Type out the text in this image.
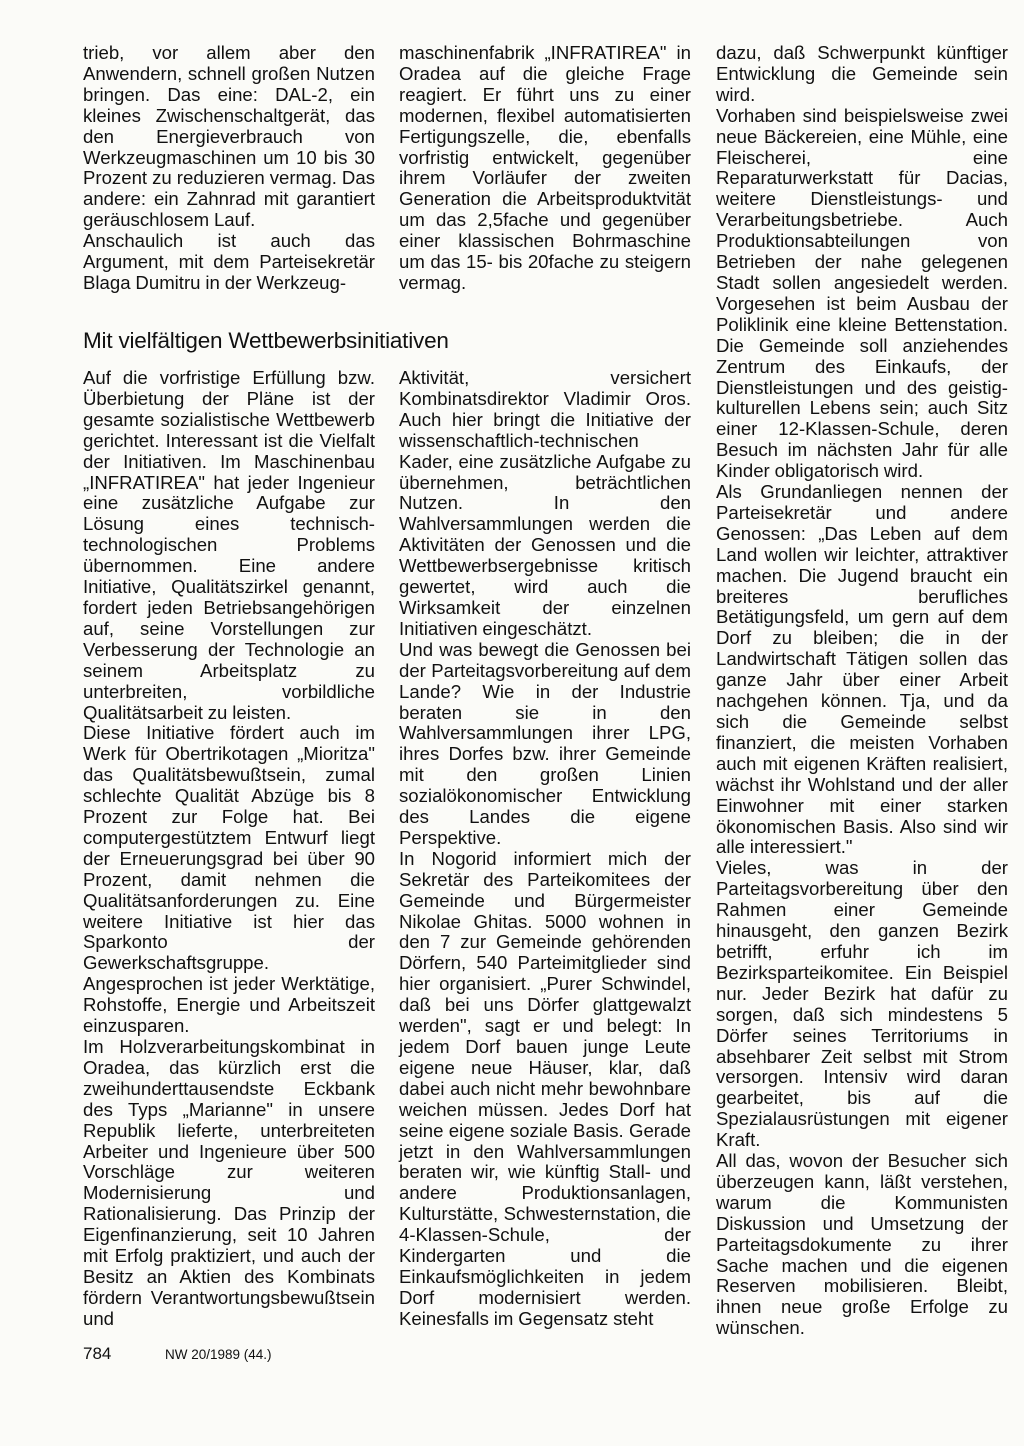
trieb, vor allem aber den Anwendern, schnell großen Nutzen bringen. Das eine: DAL-2, ein kleines Zwischenschaltgerät, das den Energieverbrauch von Werkzeugmaschinen um 10 bis 30 Prozent zu reduzieren vermag. Das andere: ein Zahnrad mit garantiert geräuschlosem Lauf.

Anschaulich ist auch das Argument, mit dem Parteisekretär Blaga Dumitru in der Werkzeug-

maschinenfabrik „INFRATIREA" in Oradea auf die gleiche Frage reagiert. Er führt uns zu einer modernen, flexibel automatisierten Fertigungszelle, die, ebenfalls vorfristig entwickelt, gegenüber ihrem Vorläufer der zweiten Generation die Arbeitsproduktvität um das 2,5fache und gegenüber einer klassischen Bohrmaschine um das 15- bis 20fache zu steigern vermag.

Mit vielfältigen Wettbewerbsinitiativen

Auf die vorfristige Erfüllung bzw. Überbietung der Pläne ist der gesamte sozialistische Wettbewerb gerichtet. Interessant ist die Vielfalt der Initiativen. Im Maschinenbau „INFRATIREA" hat jeder Ingenieur eine zusätzliche Aufgabe zur Lösung eines technisch-technologischen Problems übernommen. Eine andere Initiative, Qualitätszirkel genannt, fordert jeden Betriebsangehörigen auf, seine Vorstellungen zur Verbesserung der Technologie an seinem Arbeitsplatz zu unterbreiten, vorbildliche Qualitätsarbeit zu leisten.

Diese Initiative fördert auch im Werk für Obertrikotagen „Mioritza" das Qualitätsbewußtsein, zumal schlechte Qualität Abzüge bis 8 Prozent zur Folge hat. Bei computergestütztem Entwurf liegt der Erneuerungsgrad bei über 90 Prozent, damit nehmen die Qualitätsanforderungen zu. Eine weitere Initiative ist hier das Sparkonto der Gewerkschaftsgruppe. Angesprochen ist jeder Werktätige, Rohstoffe, Energie und Arbeitszeit einzusparen.

Im Holzverarbeitungskombinat in Oradea, das kürzlich erst die zweihunderttausendste Eckbank des Typs „Marianne" in unsere Republik lieferte, unterbreiteten Arbeiter und Ingenieure über 500 Vorschläge zur weiteren Modernisierung und Rationalisierung. Das Prinzip der Eigenfinanzierung, seit 10 Jahren mit Erfolg praktiziert, und auch der Besitz an Aktien des Kombinats fördern Verantwortungsbewußtsein und

Aktivität, versichert Kombinatsdirektor Vladimir Oros. Auch hier bringt die Initiative der wissenschaftlich-technischen Kader, eine zusätzliche Aufgabe zu übernehmen, beträchtlichen Nutzen. In den Wahlversammlungen werden die Aktivitäten der Genossen und die Wettbewerbsergebnisse kritisch gewertet, wird auch die Wirksamkeit der einzelnen Initiativen eingeschätzt.

Und was bewegt die Genossen bei der Parteitagsvorbereitung auf dem Lande? Wie in der Industrie beraten sie in den Wahlversammlungen ihrer LPG, ihres Dorfes bzw. ihrer Gemeinde mit den großen Linien sozialökonomischer Entwicklung des Landes die eigene Perspektive.

In Nogorid informiert mich der Sekretär des Parteikomitees der Gemeinde und Bürgermeister Nikolae Ghitas. 5000 wohnen in den 7 zur Gemeinde gehörenden Dörfern, 540 Parteimitglieder sind hier organisiert. „Purer Schwindel, daß bei uns Dörfer glattgewalzt werden", sagt er und belegt: In jedem Dorf bauen junge Leute eigene neue Häuser, klar, daß dabei auch nicht mehr bewohnbare weichen müssen. Jedes Dorf hat seine eigene soziale Basis. Gerade jetzt in den Wahlversammlungen beraten wir, wie künftig Stall- und andere Produktionsanlagen, Kulturstätte, Schwesternstation, die 4-Klassen-Schule, der Kindergarten und die Einkaufsmöglichkeiten in jedem Dorf modernisiert werden. Keinesfalls im Gegensatz steht

dazu, daß Schwerpunkt künftiger Entwicklung die Gemeinde sein wird.

Vorhaben sind beispielsweise zwei neue Bäckereien, eine Mühle, eine Fleischerei, eine Reparaturwerkstatt für Dacias, weitere Dienstleistungs- und Verarbeitungsbetriebe. Auch Produktionsabteilungen von Betrieben der nahe gelegenen Stadt sollen angesiedelt werden. Vorgesehen ist beim Ausbau der Poliklinik eine kleine Bettenstation. Die Gemeinde soll anziehendes Zentrum des Einkaufs, der Dienstleistungen und des geistig-kulturellen Lebens sein; auch Sitz einer 12-Klassen-Schule, deren Besuch im nächsten Jahr für alle Kinder obligatorisch wird.

Als Grundanliegen nennen der Parteisekretär und andere Genossen: „Das Leben auf dem Land wollen wir leichter, attraktiver machen. Die Jugend braucht ein breiteres berufliches Betätigungsfeld, um gern auf dem Dorf zu bleiben; die in der Landwirtschaft Tätigen sollen das ganze Jahr über einer Arbeit nachgehen können. Tja, und da sich die Gemeinde selbst finanziert, die meisten Vorhaben auch mit eigenen Kräften realisiert, wächst ihr Wohlstand und der aller Einwohner mit einer starken ökonomischen Basis. Also sind wir alle interessiert."

Vieles, was in der Parteitagsvorbereitung über den Rahmen einer Gemeinde hinausgeht, den ganzen Bezirk betrifft, erfuhr ich im Bezirksparteikomitee. Ein Beispiel nur. Jeder Bezirk hat dafür zu sorgen, daß sich mindestens 5 Dörfer seines Territoriums in absehbarer Zeit selbst mit Strom versorgen. Intensiv wird daran gearbeitet, bis auf die Spezialausrüstungen mit eigener Kraft.

All das, wovon der Besucher sich überzeugen kann, läßt verstehen, warum die Kommunisten Diskussion und Umsetzung der Parteitagsdokumente zu ihrer Sache machen und die eigenen Reserven mobilisieren. Bleibt, ihnen neue große Erfolge zu wünschen.

784	NW 20/1989 (44.)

▶ STATED TASK: Output, exactly, all the records above; include no pictures.

▶ ANSWER TO THIS TASK:
Type out the text in this image.
trieb, vor allem aber den Anwendern, schnell großen Nutzen bringen. Das eine: DAL-2, ein kleines Zwischenschaltgerät, das den Energieverbrauch von Werkzeugmaschinen um 10 bis 30 Prozent zu reduzieren vermag. Das andere: ein Zahnrad mit garantiert geräuschlosem Lauf.

Anschaulich ist auch das Argument, mit dem Parteisekretär Blaga Dumitru in der Werkzeug-

maschinenfabrik „INFRATIREA" in Oradea auf die gleiche Frage reagiert. Er führt uns zu einer modernen, flexibel automatisierten Fertigungszelle, die, ebenfalls vorfristig entwickelt, gegenüber ihrem Vorläufer der zweiten Generation die Arbeitsproduktvität um das 2,5fache und gegenüber einer klassischen Bohrmaschine um das 15- bis 20fache zu steigern vermag.

Mit vielfältigen Wettbewerbsinitiativen

Auf die vorfristige Erfüllung bzw. Überbietung der Pläne ist der gesamte sozialistische Wettbewerb gerichtet. Interessant ist die Vielfalt der Initiativen. Im Maschinenbau „INFRATIREA" hat jeder Ingenieur eine zusätzliche Aufgabe zur Lösung eines technisch-technologischen Problems übernommen. Eine andere Initiative, Qualitätszirkel genannt, fordert jeden Betriebsangehörigen auf, seine Vorstellungen zur Verbesserung der Technologie an seinem Arbeitsplatz zu unterbreiten, vorbildliche Qualitätsarbeit zu leisten.

Diese Initiative fördert auch im Werk für Obertrikotagen „Mioritza" das Qualitätsbewußtsein, zumal schlechte Qualität Abzüge bis 8 Prozent zur Folge hat. Bei computergestütztem Entwurf liegt der Erneuerungsgrad bei über 90 Prozent, damit nehmen die Qualitätsanforderungen zu. Eine weitere Initiative ist hier das Sparkonto der Gewerkschaftsgruppe. Angesprochen ist jeder Werktätige, Rohstoffe, Energie und Arbeitszeit einzusparen.

Im Holzverarbeitungskombinat in Oradea, das kürzlich erst die zweihunderttausendste Eckbank des Typs „Marianne" in unsere Republik lieferte, unterbreiteten Arbeiter und Ingenieure über 500 Vorschläge zur weiteren Modernisierung und Rationalisierung. Das Prinzip der Eigenfinanzierung, seit 10 Jahren mit Erfolg praktiziert, und auch der Besitz an Aktien des Kombinats fördern Verantwortungsbewußtsein und

Aktivität, versichert Kombinatsdirektor Vladimir Oros. Auch hier bringt die Initiative der wissenschaftlich-technischen Kader, eine zusätzliche Aufgabe zu übernehmen, beträchtlichen Nutzen. In den Wahlversammlungen werden die Aktivitäten der Genossen und die Wettbewerbsergebnisse kritisch gewertet, wird auch die Wirksamkeit der einzelnen Initiativen eingeschätzt.

Und was bewegt die Genossen bei der Parteitagsvorbereitung auf dem Lande? Wie in der Industrie beraten sie in den Wahlversammlungen ihrer LPG, ihres Dorfes bzw. ihrer Gemeinde mit den großen Linien sozialökonomischer Entwicklung des Landes die eigene Perspektive.

In Nogorid informiert mich der Sekretär des Parteikomitees der Gemeinde und Bürgermeister Nikolae Ghitas. 5000 wohnen in den 7 zur Gemeinde gehörenden Dörfern, 540 Parteimitglieder sind hier organisiert. „Purer Schwindel, daß bei uns Dörfer glattgewalzt werden", sagt er und belegt: In jedem Dorf bauen junge Leute eigene neue Häuser, klar, daß dabei auch nicht mehr bewohnbare weichen müssen. Jedes Dorf hat seine eigene soziale Basis. Gerade jetzt in den Wahlversammlungen beraten wir, wie künftig Stall- und andere Produktionsanlagen, Kulturstätte, Schwesternstation, die 4-Klassen-Schule, der Kindergarten und die Einkaufsmöglichkeiten in jedem Dorf modernisiert werden. Keinesfalls im Gegensatz steht

dazu, daß Schwerpunkt künftiger Entwicklung die Gemeinde sein wird.

Vorhaben sind beispielsweise zwei neue Bäckereien, eine Mühle, eine Fleischerei, eine Reparaturwerkstatt für Dacias, weitere Dienstleistungs- und Verarbeitungsbetriebe. Auch Produktionsabteilungen von Betrieben der nahe gelegenen Stadt sollen angesiedelt werden. Vorgesehen ist beim Ausbau der Poliklinik eine kleine Bettenstation. Die Gemeinde soll anziehendes Zentrum des Einkaufs, der Dienstleistungen und des geistig-kulturellen Lebens sein; auch Sitz einer 12-Klassen-Schule, deren Besuch im nächsten Jahr für alle Kinder obligatorisch wird.

Als Grundanliegen nennen der Parteisekretär und andere Genossen: „Das Leben auf dem Land wollen wir leichter, attraktiver machen. Die Jugend braucht ein breiteres berufliches Betätigungsfeld, um gern auf dem Dorf zu bleiben; die in der Landwirtschaft Tätigen sollen das ganze Jahr über einer Arbeit nachgehen können. Tja, und da sich die Gemeinde selbst finanziert, die meisten Vorhaben auch mit eigenen Kräften realisiert, wächst ihr Wohlstand und der aller Einwohner mit einer starken ökonomischen Basis. Also sind wir alle interessiert."

Vieles, was in der Parteitagsvorbereitung über den Rahmen einer Gemeinde hinausgeht, den ganzen Bezirk betrifft, erfuhr ich im Bezirksparteikomitee. Ein Beispiel nur. Jeder Bezirk hat dafür zu sorgen, daß sich mindestens 5 Dörfer seines Territoriums in absehbarer Zeit selbst mit Strom versorgen. Intensiv wird daran gearbeitet, bis auf die Spezialausrüstungen mit eigener Kraft.

All das, wovon der Besucher sich überzeugen kann, läßt verstehen, warum die Kommunisten Diskussion und Umsetzung der Parteitagsdokumente zu ihrer Sache machen und die eigenen Reserven mobilisieren. Bleibt, ihnen neue große Erfolge zu wünschen.

784	NW 20/1989 (44.)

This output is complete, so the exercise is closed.